_WHAT IS EXPECTED_: Quote the entries word for word. Omit the pictures.

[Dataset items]
◆ ◆ ◆ ◆

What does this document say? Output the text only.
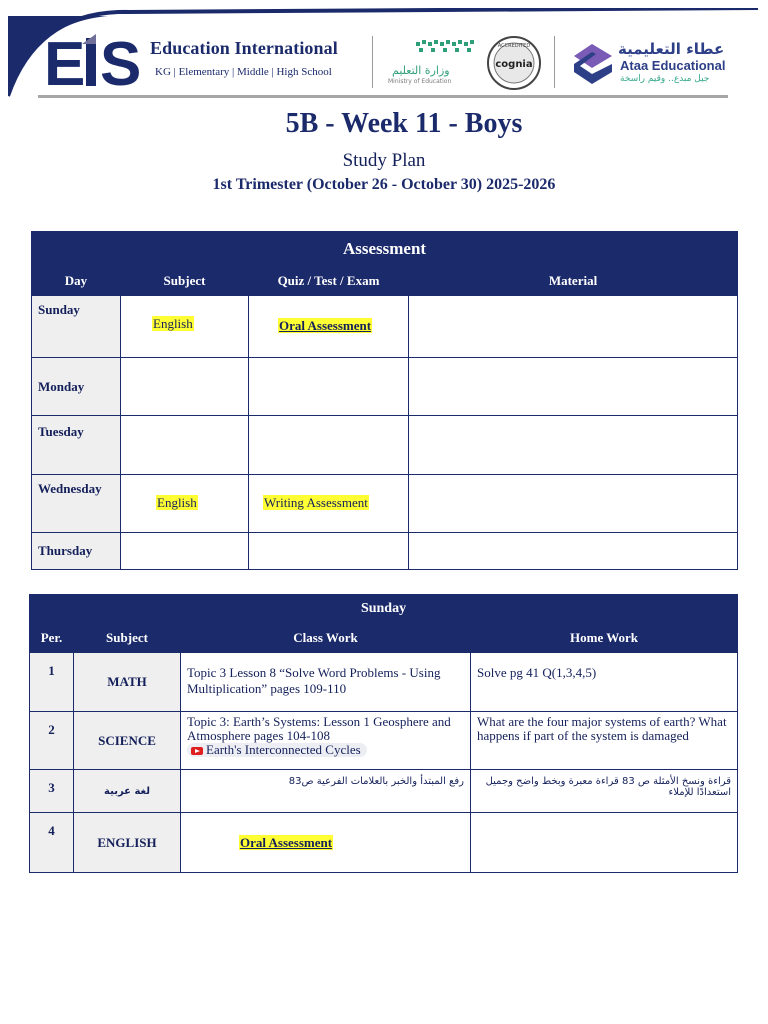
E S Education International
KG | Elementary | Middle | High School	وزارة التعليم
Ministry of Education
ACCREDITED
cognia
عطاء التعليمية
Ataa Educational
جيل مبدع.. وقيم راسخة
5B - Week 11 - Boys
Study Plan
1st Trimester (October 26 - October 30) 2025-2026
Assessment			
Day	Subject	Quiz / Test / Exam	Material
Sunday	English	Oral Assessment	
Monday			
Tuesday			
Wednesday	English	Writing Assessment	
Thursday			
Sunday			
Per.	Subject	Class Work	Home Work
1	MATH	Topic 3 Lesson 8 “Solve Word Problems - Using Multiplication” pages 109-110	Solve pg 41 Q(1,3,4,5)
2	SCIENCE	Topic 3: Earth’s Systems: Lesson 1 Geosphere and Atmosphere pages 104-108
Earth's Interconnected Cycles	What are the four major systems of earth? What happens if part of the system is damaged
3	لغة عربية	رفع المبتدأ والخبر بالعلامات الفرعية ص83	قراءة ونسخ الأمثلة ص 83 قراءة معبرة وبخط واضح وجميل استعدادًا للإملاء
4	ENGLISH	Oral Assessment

◆ ◆ ◆ ◆

_FINISHED TASK_:
What does this document say? Output the text only.
E S Education International
KG | Elementary | Middle | High School	وزارة التعليم
Ministry of Education
ACCREDITED
cognia
عطاء التعليمية
Ataa Educational
جيل مبدع.. وقيم راسخة
5B - Week 11 - Boys
Study Plan
1st Trimester (October 26 - October 30) 2025-2026
Assessment			
Day	Subject	Quiz / Test / Exam	Material
Sunday	English	Oral Assessment	
Monday			
Tuesday			
Wednesday	English	Writing Assessment	
Thursday			
Sunday			
Per.	Subject	Class Work	Home Work
1	MATH	Topic 3 Lesson 8 “Solve Word Problems - Using Multiplication” pages 109-110	Solve pg 41 Q(1,3,4,5)
2	SCIENCE	Topic 3: Earth’s Systems: Lesson 1 Geosphere and Atmosphere pages 104-108
Earth's Interconnected Cycles	What are the four major systems of earth? What happens if part of the system is damaged
3	لغة عربية	رفع المبتدأ والخبر بالعلامات الفرعية ص83	قراءة ونسخ الأمثلة ص 83 قراءة معبرة وبخط واضح وجميل استعدادًا للإملاء
4	ENGLISH	Oral Assessment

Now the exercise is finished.